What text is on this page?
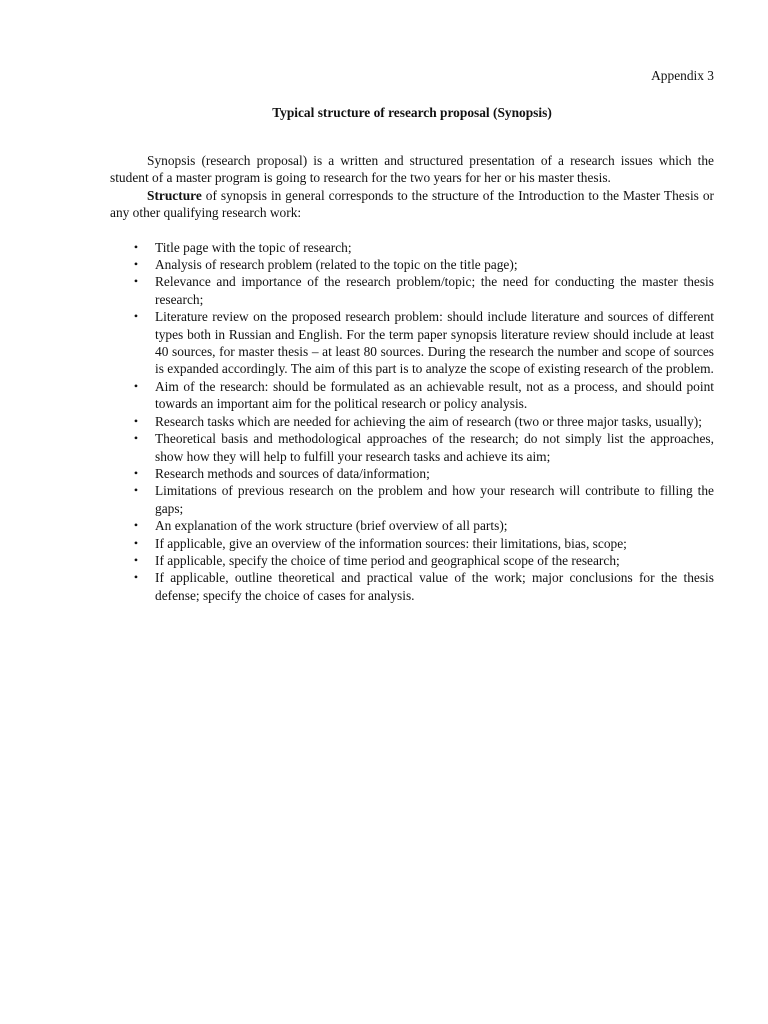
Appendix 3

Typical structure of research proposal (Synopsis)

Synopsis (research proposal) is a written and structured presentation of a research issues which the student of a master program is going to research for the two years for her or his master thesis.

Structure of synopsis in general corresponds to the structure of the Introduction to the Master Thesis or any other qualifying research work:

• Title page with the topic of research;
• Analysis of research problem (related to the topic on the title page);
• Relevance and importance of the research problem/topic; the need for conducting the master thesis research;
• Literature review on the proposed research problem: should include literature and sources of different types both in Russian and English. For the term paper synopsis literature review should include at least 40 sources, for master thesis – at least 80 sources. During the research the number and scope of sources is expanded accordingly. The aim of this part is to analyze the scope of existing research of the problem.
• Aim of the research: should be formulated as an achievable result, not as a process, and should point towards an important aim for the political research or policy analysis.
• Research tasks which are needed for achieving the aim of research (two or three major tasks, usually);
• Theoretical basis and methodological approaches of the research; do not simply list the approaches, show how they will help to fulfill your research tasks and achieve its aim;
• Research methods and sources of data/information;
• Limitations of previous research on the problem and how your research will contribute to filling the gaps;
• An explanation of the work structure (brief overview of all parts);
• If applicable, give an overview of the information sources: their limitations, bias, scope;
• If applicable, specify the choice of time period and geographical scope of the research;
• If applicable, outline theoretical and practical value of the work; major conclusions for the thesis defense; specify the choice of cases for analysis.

Exercise brief ::
Give the number of lines in the data that contain "will", with no other words.

Reply ::
2